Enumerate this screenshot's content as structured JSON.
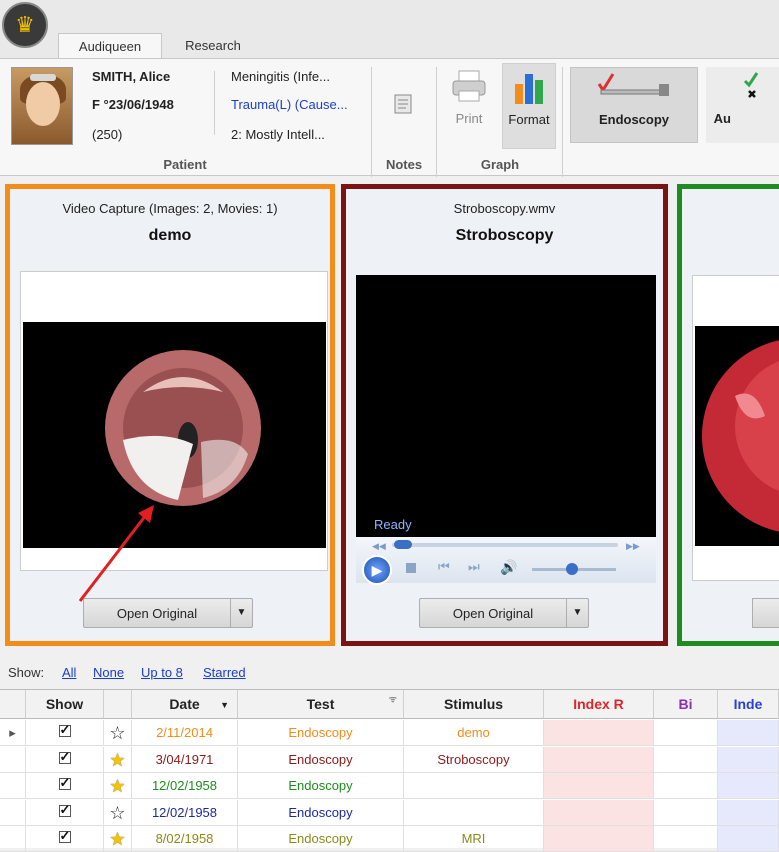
{
  "tabs": [
    "Audiqueen",
    "Research"
  ],
  "patient": {
    "name": "SMITH, Alice",
    "birth": "F °23/06/1948",
    "count": "(250)",
    "diag1": "Meningitis (Infe...",
    "diag2": "Trauma(L) (Cause...",
    "diag3": "2: Mostly Intell...",
    "group_label": "Patient"
  },
  "ribbon": {
    "notes_label": "Notes",
    "print_label": "Print",
    "format_label": "Format",
    "graph_label": "Graph",
    "endoscopy_label": "Endoscopy",
    "au_label": "Au"
  },
  "panels": [
    {
      "subtitle": "Video Capture (Images: 2, Movies: 1)",
      "title": "demo",
      "button": "Open Original",
      "color": "#f28c1a"
    },
    {
      "subtitle": "Stroboscopy.wmv",
      "title": "Stroboscopy",
      "button": "Open Original",
      "color": "#7a1414",
      "player_status": "Ready"
    },
    {
      "subtitle": "",
      "title": "",
      "button": "",
      "color": "#1f8c1f"
    }
  ],
  "show_filter": {
    "label": "Show:",
    "options": [
      "All",
      "None",
      "Up to 8",
      "Starred"
    ]
  },
  "table": {
    "headers": [
      "Show",
      "Date",
      "Test",
      "Stimulus",
      "Index R",
      "Bi",
      "Inde"
    ],
    "rows": [
      {
        "date": "2/11/2014",
        "test": "Endoscopy",
        "stimulus": "demo",
        "color": "#f28c1a",
        "starred": false,
        "selected": true
      },
      {
        "date": "3/04/1971",
        "test": "Endoscopy",
        "stimulus": "Stroboscopy",
        "color": "#8b1a1a",
        "starred": true,
        "selected": false
      },
      {
        "date": "12/02/1958",
        "test": "Endoscopy",
        "stimulus": "",
        "color": "#1f8c1f",
        "starred": true,
        "selected": false
      },
      {
        "date": "12/02/1958",
        "test": "Endoscopy",
        "stimulus": "",
        "color": "#1c2a9c",
        "starred": false,
        "selected": false
      },
      {
        "date": "8/02/1958",
        "test": "Endoscopy",
        "stimulus": "MRI",
        "color": "#8a8a1a",
        "starred": true,
        "selected": false
      }
    ]
  },
  "colors": {
    "index_r": "#e0242a",
    "bi": "#8a2fb0",
    "inde": "#2a3fd6"
  }
}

Work required: Output every entry word for word, but omit the pictures.

Task result:
Enumerate this screenshot's content as structured JSON.
{
  "tabs": [
    "Audiqueen",
    "Research"
  ],
  "patient": {
    "name": "SMITH, Alice",
    "birth": "F °23/06/1948",
    "count": "(250)",
    "diag1": "Meningitis (Infe...",
    "diag2": "Trauma(L) (Cause...",
    "diag3": "2: Mostly Intell...",
    "group_label": "Patient"
  },
  "ribbon": {
    "notes_label": "Notes",
    "print_label": "Print",
    "format_label": "Format",
    "graph_label": "Graph",
    "endoscopy_label": "Endoscopy",
    "au_label": "Au"
  },
  "panels": [
    {
      "subtitle": "Video Capture (Images: 2, Movies: 1)",
      "title": "demo",
      "button": "Open Original",
      "color": "#f28c1a"
    },
    {
      "subtitle": "Stroboscopy.wmv",
      "title": "Stroboscopy",
      "button": "Open Original",
      "color": "#7a1414",
      "player_status": "Ready"
    },
    {
      "subtitle": "",
      "title": "",
      "button": "",
      "color": "#1f8c1f"
    }
  ],
  "show_filter": {
    "label": "Show:",
    "options": [
      "All",
      "None",
      "Up to 8",
      "Starred"
    ]
  },
  "table": {
    "headers": [
      "Show",
      "Date",
      "Test",
      "Stimulus",
      "Index R",
      "Bi",
      "Inde"
    ],
    "rows": [
      {
        "date": "2/11/2014",
        "test": "Endoscopy",
        "stimulus": "demo",
        "color": "#f28c1a",
        "starred": false,
        "selected": true
      },
      {
        "date": "3/04/1971",
        "test": "Endoscopy",
        "stimulus": "Stroboscopy",
        "color": "#8b1a1a",
        "starred": true,
        "selected": false
      },
      {
        "date": "12/02/1958",
        "test": "Endoscopy",
        "stimulus": "",
        "color": "#1f8c1f",
        "starred": true,
        "selected": false
      },
      {
        "date": "12/02/1958",
        "test": "Endoscopy",
        "stimulus": "",
        "color": "#1c2a9c",
        "starred": false,
        "selected": false
      },
      {
        "date": "8/02/1958",
        "test": "Endoscopy",
        "stimulus": "MRI",
        "color": "#8a8a1a",
        "starred": true,
        "selected": false
      }
    ]
  },
  "colors": {
    "index_r": "#e0242a",
    "bi": "#8a2fb0",
    "inde": "#2a3fd6"
  }
}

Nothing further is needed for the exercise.